▸ WHAT THIS TASK INVOLVES
Restate the full set of records exactly, without adding or dropping a word.
start DATA PROVIDED
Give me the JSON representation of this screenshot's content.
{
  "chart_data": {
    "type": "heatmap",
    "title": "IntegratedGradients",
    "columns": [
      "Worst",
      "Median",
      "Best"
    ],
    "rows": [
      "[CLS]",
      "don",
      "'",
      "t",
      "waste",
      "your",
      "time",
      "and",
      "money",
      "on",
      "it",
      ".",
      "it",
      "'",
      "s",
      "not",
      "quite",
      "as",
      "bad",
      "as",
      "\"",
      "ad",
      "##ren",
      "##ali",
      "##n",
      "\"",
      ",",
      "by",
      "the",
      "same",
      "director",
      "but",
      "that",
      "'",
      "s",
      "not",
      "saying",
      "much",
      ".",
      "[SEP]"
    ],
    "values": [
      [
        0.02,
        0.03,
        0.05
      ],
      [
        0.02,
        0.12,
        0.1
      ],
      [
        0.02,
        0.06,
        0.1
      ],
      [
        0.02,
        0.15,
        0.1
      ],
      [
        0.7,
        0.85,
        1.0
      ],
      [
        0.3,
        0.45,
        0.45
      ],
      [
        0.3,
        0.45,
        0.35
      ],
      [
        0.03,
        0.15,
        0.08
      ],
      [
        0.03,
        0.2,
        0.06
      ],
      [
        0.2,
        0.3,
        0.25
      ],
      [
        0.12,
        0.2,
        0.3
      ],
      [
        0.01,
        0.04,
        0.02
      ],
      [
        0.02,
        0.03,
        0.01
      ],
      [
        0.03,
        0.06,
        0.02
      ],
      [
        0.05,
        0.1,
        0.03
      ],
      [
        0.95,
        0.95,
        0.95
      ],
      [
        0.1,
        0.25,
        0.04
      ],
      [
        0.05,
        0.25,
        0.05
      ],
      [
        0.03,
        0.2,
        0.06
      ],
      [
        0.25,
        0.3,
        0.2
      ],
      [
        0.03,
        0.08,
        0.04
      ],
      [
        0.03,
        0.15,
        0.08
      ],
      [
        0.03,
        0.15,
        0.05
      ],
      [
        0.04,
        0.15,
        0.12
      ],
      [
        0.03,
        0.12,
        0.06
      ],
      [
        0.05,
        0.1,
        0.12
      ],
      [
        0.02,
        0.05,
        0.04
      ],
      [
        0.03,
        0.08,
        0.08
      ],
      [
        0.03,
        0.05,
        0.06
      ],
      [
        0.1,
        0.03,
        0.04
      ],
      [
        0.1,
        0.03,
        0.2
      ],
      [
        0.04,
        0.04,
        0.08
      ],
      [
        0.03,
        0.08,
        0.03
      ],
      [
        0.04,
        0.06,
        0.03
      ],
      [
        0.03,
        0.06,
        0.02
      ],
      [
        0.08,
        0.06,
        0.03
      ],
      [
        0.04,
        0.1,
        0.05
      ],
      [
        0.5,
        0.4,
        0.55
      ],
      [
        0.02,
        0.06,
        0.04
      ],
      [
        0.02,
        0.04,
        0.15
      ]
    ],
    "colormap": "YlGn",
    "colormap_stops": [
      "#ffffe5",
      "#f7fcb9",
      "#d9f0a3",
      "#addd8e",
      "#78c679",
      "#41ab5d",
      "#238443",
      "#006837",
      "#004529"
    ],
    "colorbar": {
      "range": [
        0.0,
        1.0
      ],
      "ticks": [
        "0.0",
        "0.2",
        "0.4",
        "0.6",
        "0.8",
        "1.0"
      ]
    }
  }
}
end DATA PROVIDED
▸ TASK OUTPUT
Give me the JSON representation of this screenshot's content.
{
  "chart_data": {
    "type": "heatmap",
    "title": "IntegratedGradients",
    "columns": [
      "Worst",
      "Median",
      "Best"
    ],
    "rows": [
      "[CLS]",
      "don",
      "'",
      "t",
      "waste",
      "your",
      "time",
      "and",
      "money",
      "on",
      "it",
      ".",
      "it",
      "'",
      "s",
      "not",
      "quite",
      "as",
      "bad",
      "as",
      "\"",
      "ad",
      "##ren",
      "##ali",
      "##n",
      "\"",
      ",",
      "by",
      "the",
      "same",
      "director",
      "but",
      "that",
      "'",
      "s",
      "not",
      "saying",
      "much",
      ".",
      "[SEP]"
    ],
    "values": [
      [
        0.02,
        0.03,
        0.05
      ],
      [
        0.02,
        0.12,
        0.1
      ],
      [
        0.02,
        0.06,
        0.1
      ],
      [
        0.02,
        0.15,
        0.1
      ],
      [
        0.7,
        0.85,
        1.0
      ],
      [
        0.3,
        0.45,
        0.45
      ],
      [
        0.3,
        0.45,
        0.35
      ],
      [
        0.03,
        0.15,
        0.08
      ],
      [
        0.03,
        0.2,
        0.06
      ],
      [
        0.2,
        0.3,
        0.25
      ],
      [
        0.12,
        0.2,
        0.3
      ],
      [
        0.01,
        0.04,
        0.02
      ],
      [
        0.02,
        0.03,
        0.01
      ],
      [
        0.03,
        0.06,
        0.02
      ],
      [
        0.05,
        0.1,
        0.03
      ],
      [
        0.95,
        0.95,
        0.95
      ],
      [
        0.1,
        0.25,
        0.04
      ],
      [
        0.05,
        0.25,
        0.05
      ],
      [
        0.03,
        0.2,
        0.06
      ],
      [
        0.25,
        0.3,
        0.2
      ],
      [
        0.03,
        0.08,
        0.04
      ],
      [
        0.03,
        0.15,
        0.08
      ],
      [
        0.03,
        0.15,
        0.05
      ],
      [
        0.04,
        0.15,
        0.12
      ],
      [
        0.03,
        0.12,
        0.06
      ],
      [
        0.05,
        0.1,
        0.12
      ],
      [
        0.02,
        0.05,
        0.04
      ],
      [
        0.03,
        0.08,
        0.08
      ],
      [
        0.03,
        0.05,
        0.06
      ],
      [
        0.1,
        0.03,
        0.04
      ],
      [
        0.1,
        0.03,
        0.2
      ],
      [
        0.04,
        0.04,
        0.08
      ],
      [
        0.03,
        0.08,
        0.03
      ],
      [
        0.04,
        0.06,
        0.03
      ],
      [
        0.03,
        0.06,
        0.02
      ],
      [
        0.08,
        0.06,
        0.03
      ],
      [
        0.04,
        0.1,
        0.05
      ],
      [
        0.5,
        0.4,
        0.55
      ],
      [
        0.02,
        0.06,
        0.04
      ],
      [
        0.02,
        0.04,
        0.15
      ]
    ],
    "colormap": "YlGn",
    "colormap_stops": [
      "#ffffe5",
      "#f7fcb9",
      "#d9f0a3",
      "#addd8e",
      "#78c679",
      "#41ab5d",
      "#238443",
      "#006837",
      "#004529"
    ],
    "colorbar": {
      "range": [
        0.0,
        1.0
      ],
      "ticks": [
        "0.0",
        "0.2",
        "0.4",
        "0.6",
        "0.8",
        "1.0"
      ]
    }
  }
}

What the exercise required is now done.